# [Given instruction]
Pictures do not belong in the copy, so please give every entry below again exactly.

START Source records

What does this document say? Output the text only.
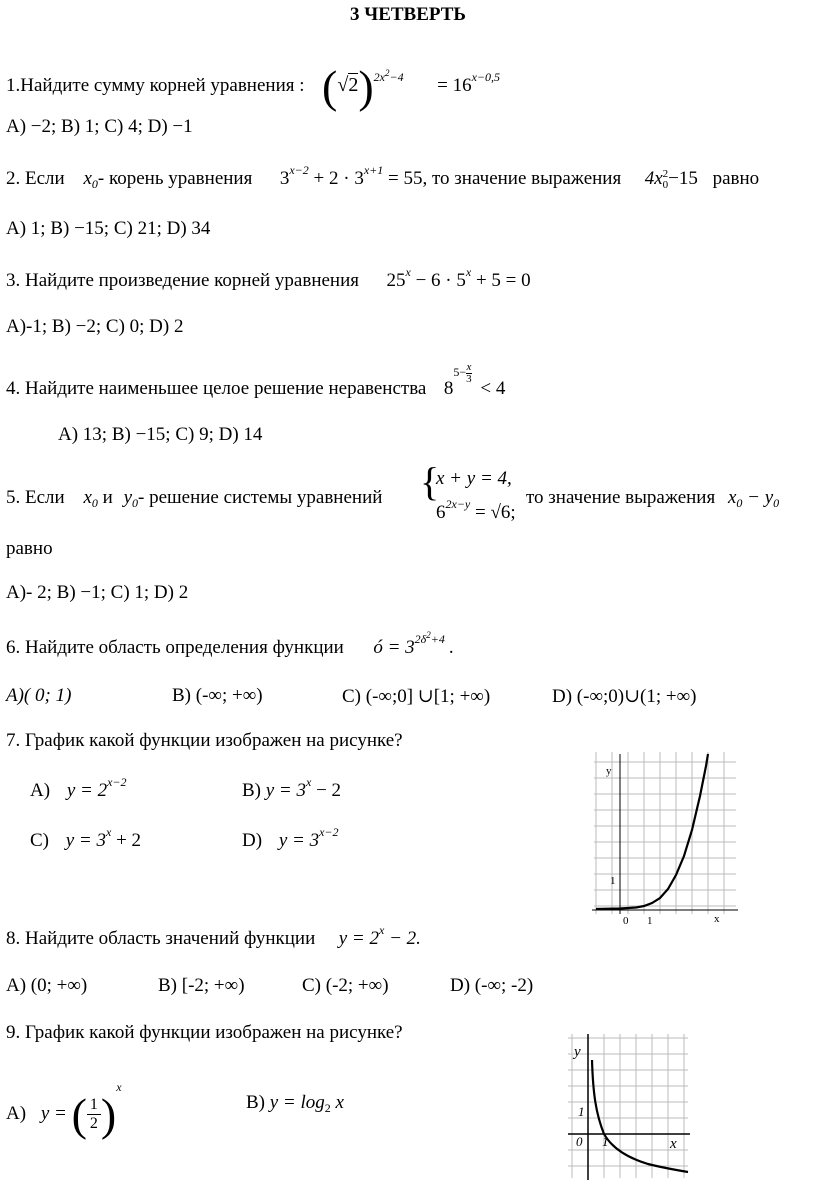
3 ЧЕТВЕРТЬ
1.Найдите сумму корней уравнения : $(√2)^{2x^2-4} = 16^{x-0,5}$
A) −2; B) 1; C) 4; D) −1
2. Если $x_0-$ корень уравнения $3^{x-2} + 2 \cdot 3^{x+1} = 55$, то значение выражения 4x 2
0 −15 равно
A) 1; B) −15; C) 21; D) 34
3. Найдите произведение корней уравнения $25^x - 6 \cdot 5^x + 5 = 0$
A)-1; B) −2; C) 0; D) 2
4. Найдите наименьшее целое решение неравенства $8^{5- \frac{x}{3}}$
< 4
A) 13; B) −15; C) 9; D) 14
5. Если $x_0$ и $y_0-$ решение системы уравнений {
x + y = 4,
$6^{2x-y} = √6$;
то значение выражения $x_0 - y_0$
равно
A)- 2; B) −1; C) 1; D) 2
6. Найдите область определения функции ó = $3^{2\delta^2+4}$ .
A)( 0; 1)	B) (-∞; +∞)	C) (-∞;0] ∪[1; +∞)	D) (-∞;0)∪(1; +∞)
7. График какой функции изображен на рисунке?
A) $y = 2^{x-2}$	B) $y = 3^x - 2$
C) $y = 3^x + 2$	D) $y = 3^{x-2}$
y
x
1
0 1
8. Найдите область значений функции $y = 2^x - 2$.
A) (0; +∞)	B) [-2; +∞)	C) (-2; +∞)	D) (-∞; -2)
9. График какой функции изображен на рисунке?
A) y = ( $\frac{1}{2} )^x$
B) $y = \log_2 x$
y
x
1
0 1
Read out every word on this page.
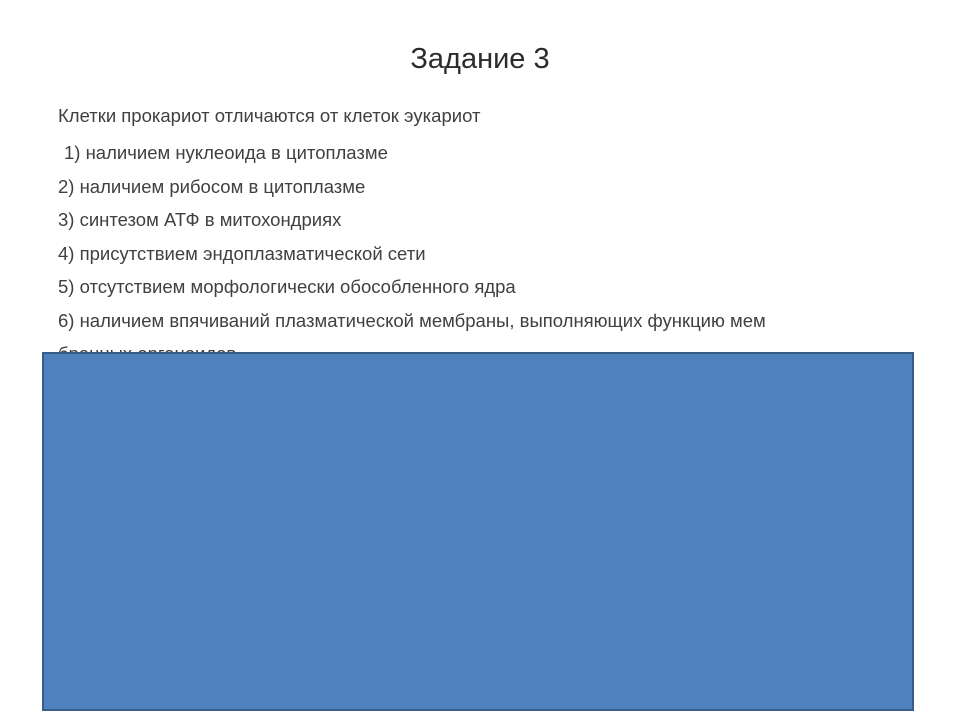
Задание 3

Клетки прокариот отличаются от клеток эукариот

1) наличием нуклеоида в цитоплазме

2) наличием рибосом в цитоплазме

3) синтезом АТФ в митохондриях

4) присутствием эндоплазматической сети

5) отсутствием морфологически обособленного ядра

6) наличием впячиваний плазматической мембраны, выполняющих функцию мем
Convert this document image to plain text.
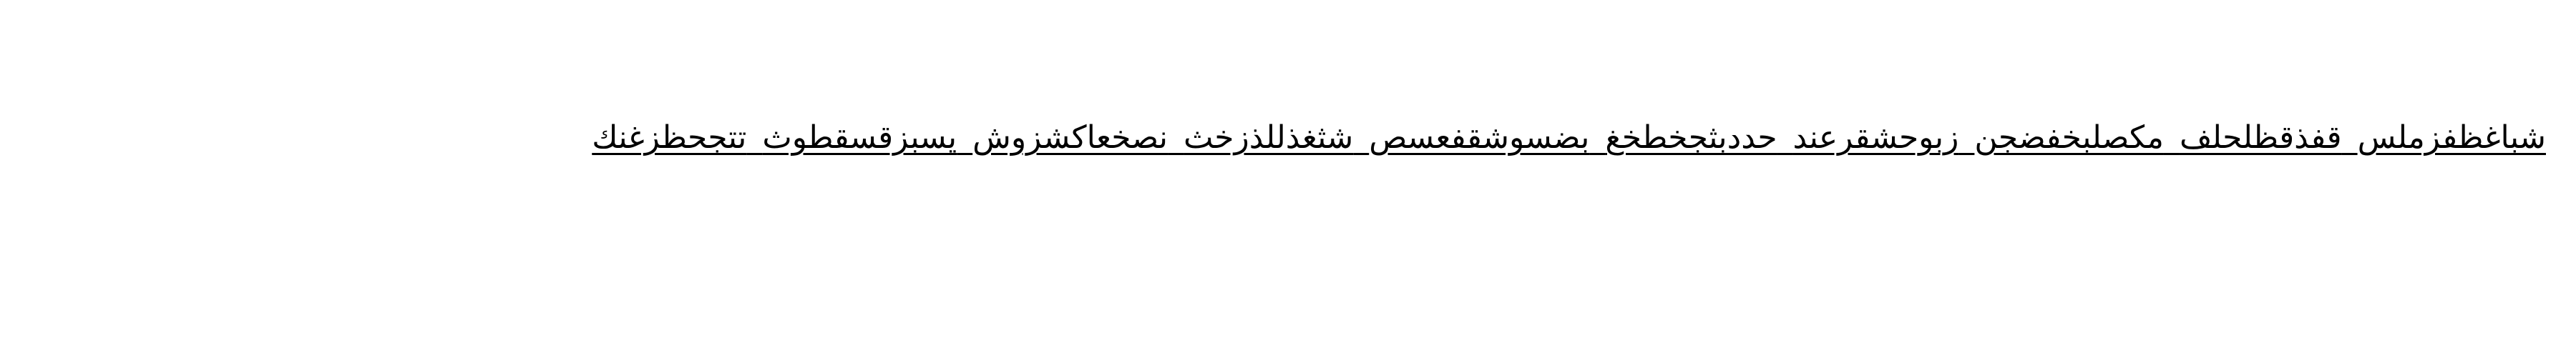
شباغظفزملس قفذقظلحلف مكصلبخفضجن زبوحشقرعند حددبثجخطخغ بضسوشقفعسص شثغذللذزخث نصخعاكشزوش يسبزقسقطوث تتجحظزغنك
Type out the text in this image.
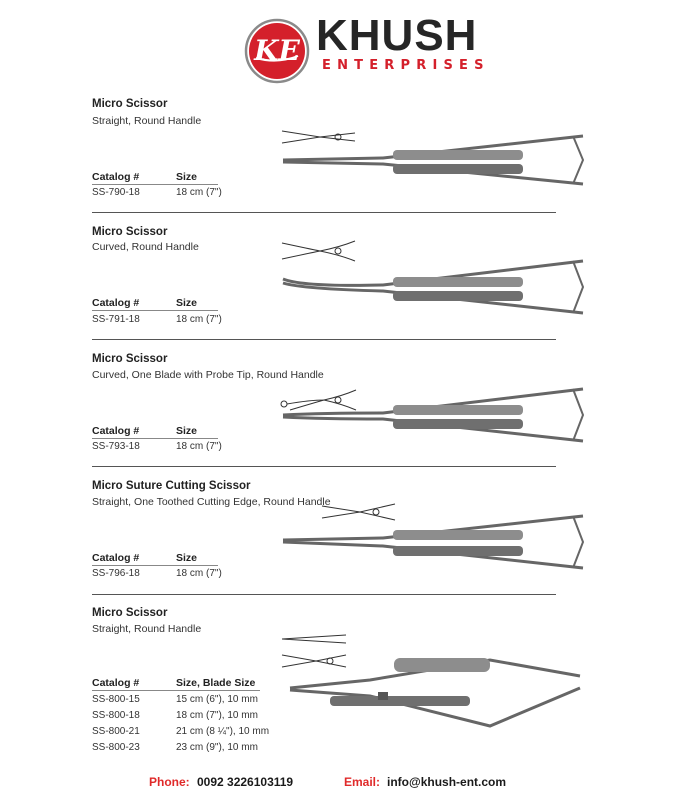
KE KHUSH
ENTERPRISES
Micro Scissor
Straight, Round Handle
Catalog #	Size
SS-790-18	18 cm (7")
Micro Scissor
Curved, Round Handle
Catalog #	Size
SS-791-18	18 cm (7")
Micro Scissor
Curved, One Blade with Probe Tip, Round Handle
Catalog #	Size
SS-793-18	18 cm (7")
Micro Suture Cutting Scissor
Straight, One Toothed Cutting Edge, Round Handle
Catalog #	Size
SS-796-18	18 cm (7")
Micro Scissor
Straight, Round Handle
Catalog #	Size, Blade Size
SS-800-15	15 cm (6"), 10 mm
SS-800-18	18 cm (7"), 10 mm
SS-800-21	21 cm (8 ¼"), 10 mm
SS-800-23	23 cm (9"), 10 mm
Phone: 0092 3226103119	Email: info@khush-ent.com
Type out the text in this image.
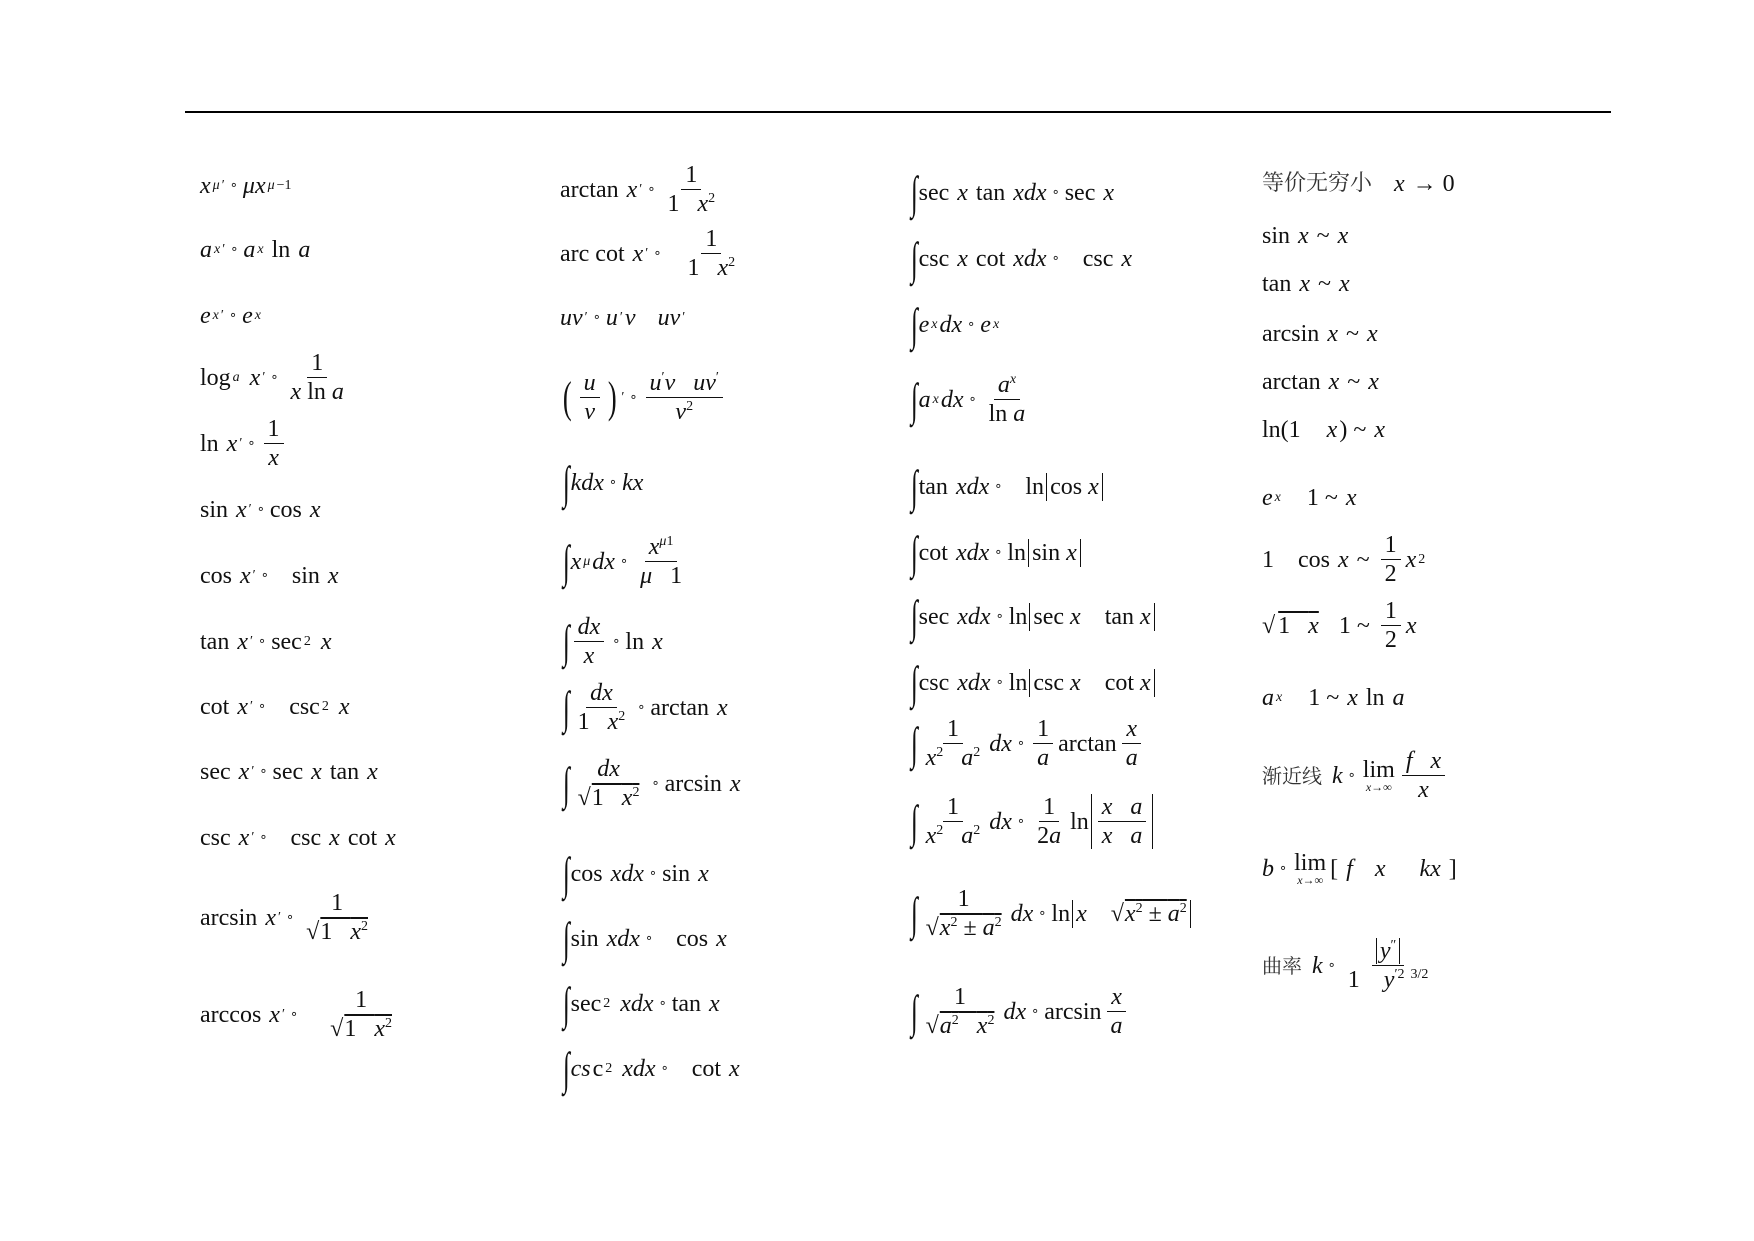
x μ ′ ∘ μx μ −1
a x ′ ∘ a x ln a
e x ′ ∘ e x
log a
x ′ ∘
1
x ln a
ln x ′ ∘
1
x
sin x ′ ∘ cos x
cos x ′ ∘ sin x
tan x ′ ∘ sec 2
x
cot x ′ ∘ csc 2
x
sec x ′ ∘ sec x tan x
csc x ′ ∘ csc x cot x
arcsin x ′ ∘
1
√1   $x^2$
arccos x ′ ∘

1
√1   $x^2$
arctan x ′ ∘
1
1   $x^2$
arc cot x ′ ∘

1
1   $x^2$
uv ′ ∘ u ′ v
uv ′
( u
v ) ′ ∘
u′v uv′
$v^2$
∫ kdx ∘ kx
∫ x μ dx ∘
$x^{\mu 1}$
μ   1
∫ dx
x
∘ ln x
∫ dx
1   $x^2$
∘ arctan x
∫ dx
√1   $x^2$
∘ arcsin x
∫ cos xdx ∘ sin x
∫ sin xdx ∘ cos x
∫ sec 2
xdx ∘ tan x
∫ cs c 2
xdx ∘ cot x
∫ sec x tan xdx ∘ sec x
∫ csc x cot xdx ∘ csc x
∫ e x dx ∘ e x
∫ a x dx ∘
$a^x$
ln a
∫ tan xdx ∘ ln cos x
∫ cot xdx ∘ ln sin x
∫ sec xdx ∘ ln sec x    tan x
∫ csc xdx ∘ ln csc x    cot x
∫ 1
$x^2$ $a^2$ dx ∘
1
a
arctan
x
a
∫ 1
$x^2$ $a^2$ dx ∘
1
2a
$\ln \frac{\text{x a}}{\text{x a}}$
∫ 1
$√x^2 \pm a^2$ dx ∘ ln x    $√x^2 \pm a^2$
∫ 1
$√a^2$ $x^2$ dx ∘ arcsin
x
a
等价无穷小
x → 0
sin x ~ x
tan x ~ x
arcsin x ~ x
arctan x ~ x
ln(1 x ) ~ x
e x 1 ~ x
1    cos x ~
1
2
x 2
√ 1   x 1 ~
1
2
x
a x 1 ~ x ln a
渐近线
k ∘ lim
x→∞
f x
x
b ∘ lim
x→∞ [ f
x
kx ]
曲率
k ∘
y″
1    $y^{'2}$ $^{3/2}$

END Source records

# [Completed exercise]
What does this document say? Output the text only.
3 ЧЕТВЕРТЬ
1.Найдите сумму корней уравнения : $(√2)^{2x^2-4} = 16^{x-0,5}$
A) −2; B) 1; C) 4; D) −1
2. Если $x_0-$ корень уравнения $3^{x-2} + 2 \cdot 3^{x+1} = 55$, то значение выражения 4x 2
0 −15 равно
A) 1; B) −15; C) 21; D) 34
3. Найдите произведение корней уравнения $25^x - 6 \cdot 5^x + 5 = 0$
A)-1; B) −2; C) 0; D) 2
4. Найдите наименьшее целое решение неравенства $8^{5- \frac{x}{3}}$
< 4
A) 13; B) −15; C) 9; D) 14
5. Если $x_0$ и $y_0-$ решение системы уравнений {
x + y = 4,
$6^{2x-y} = √6$;
то значение выражения $x_0 - y_0$
равно
A)- 2; B) −1; C) 1; D) 2
6. Найдите область определения функции ó = $3^{2\delta^2+4}$ .
A)( 0; 1)	B) (-∞; +∞)	C) (-∞;0] ∪[1; +∞)	D) (-∞;0)∪(1; +∞)
7. График какой функции изображен на рисунке?
A) $y = 2^{x-2}$	B) $y = 3^x - 2$
C) $y = 3^x + 2$	D) $y = 3^{x-2}$
y
x
1
0 1
8. Найдите область значений функции $y = 2^x - 2$.
A) (0; +∞)	B) [-2; +∞)	C) (-2; +∞)	D) (-∞; -2)
9. График какой функции изображен на рисунке?
A) y = ( $\frac{1}{2} )^x$
B) $y = \log_2 x$
y
x
1
0 1
Read out every word on this page.
Задание 3

Клетки прокариот отличаются от клеток эукариот

1) наличием нуклеоида в цитоплазме

2) наличием рибосом в цитоплазме

3) синтезом АТФ в митохондриях

4) присутствием эндоплазматической сети

5) отсутствием морфологически обособленного ядра

6) наличием впячиваний плазматической мембраны, выполняющих функцию мем
Convert this document image to plain text.
شباغظفزملس قفذقظلحلف مكصلبخفضجن زبوحشقرعند حددبثجخطخغ بضسوشقفعسص شثغذللذزخث نصخعاكشزوش يسبزقسقطوث تتجحظزغنك
Type out the text in this image.
KE KHUSH
ENTERPRISES
Micro Scissor
Straight, Round Handle
Catalog #	Size
SS-790-18	18 cm (7")
Micro Scissor
Curved, Round Handle
Catalog #	Size
SS-791-18	18 cm (7")
Micro Scissor
Curved, One Blade with Probe Tip, Round Handle
Catalog #	Size
SS-793-18	18 cm (7")
Micro Suture Cutting Scissor
Straight, One Toothed Cutting Edge, Round Handle
Catalog #	Size
SS-796-18	18 cm (7")
Micro Scissor
Straight, Round Handle
Catalog #	Size, Blade Size
SS-800-15	15 cm (6"), 10 mm
SS-800-18	18 cm (7"), 10 mm
SS-800-21	21 cm (8 ¼"), 10 mm
SS-800-23	23 cm (9"), 10 mm
Phone: 0092 3226103119	Email: info@khush-ent.com
Type out the text in this image.
x μ ′ ∘ μx μ −1
a x ′ ∘ a x ln a
e x ′ ∘ e x
log a
x ′ ∘
1
x ln a
ln x ′ ∘
1
x
sin x ′ ∘ cos x
cos x ′ ∘ sin x
tan x ′ ∘ sec 2
x
cot x ′ ∘ csc 2
x
sec x ′ ∘ sec x tan x
csc x ′ ∘ csc x cot x
arcsin x ′ ∘
1
√1   $x^2$
arccos x ′ ∘

1
√1   $x^2$
arctan x ′ ∘
1
1   $x^2$
arc cot x ′ ∘

1
1   $x^2$
uv ′ ∘ u ′ v
uv ′
( u
v ) ′ ∘
u′v uv′
$v^2$
∫ kdx ∘ kx
∫ x μ dx ∘
$x^{\mu 1}$
μ   1
∫ dx
x
∘ ln x
∫ dx
1   $x^2$
∘ arctan x
∫ dx
√1   $x^2$
∘ arcsin x
∫ cos xdx ∘ sin x
∫ sin xdx ∘ cos x
∫ sec 2
xdx ∘ tan x
∫ cs c 2
xdx ∘ cot x
∫ sec x tan xdx ∘ sec x
∫ csc x cot xdx ∘ csc x
∫ e x dx ∘ e x
∫ a x dx ∘
$a^x$
ln a
∫ tan xdx ∘ ln cos x
∫ cot xdx ∘ ln sin x
∫ sec xdx ∘ ln sec x    tan x
∫ csc xdx ∘ ln csc x    cot x
∫ 1
$x^2$ $a^2$ dx ∘
1
a
arctan
x
a
∫ 1
$x^2$ $a^2$ dx ∘
1
2a
$\ln \frac{\text{x a}}{\text{x a}}$
∫ 1
$√x^2 \pm a^2$ dx ∘ ln x    $√x^2 \pm a^2$
∫ 1
$√a^2$ $x^2$ dx ∘ arcsin
x
a
等价无穷小
x → 0
sin x ~ x
tan x ~ x
arcsin x ~ x
arctan x ~ x
ln(1 x ) ~ x
e x 1 ~ x
1    cos x ~
1
2
x 2
√ 1   x 1 ~
1
2
x
a x 1 ~ x ln a
渐近线
k ∘ lim
x→∞
f x
x
b ∘ lim
x→∞ [ f
x
kx ]
曲率
k ∘
y″
1    $y^{'2}$ $^{3/2}$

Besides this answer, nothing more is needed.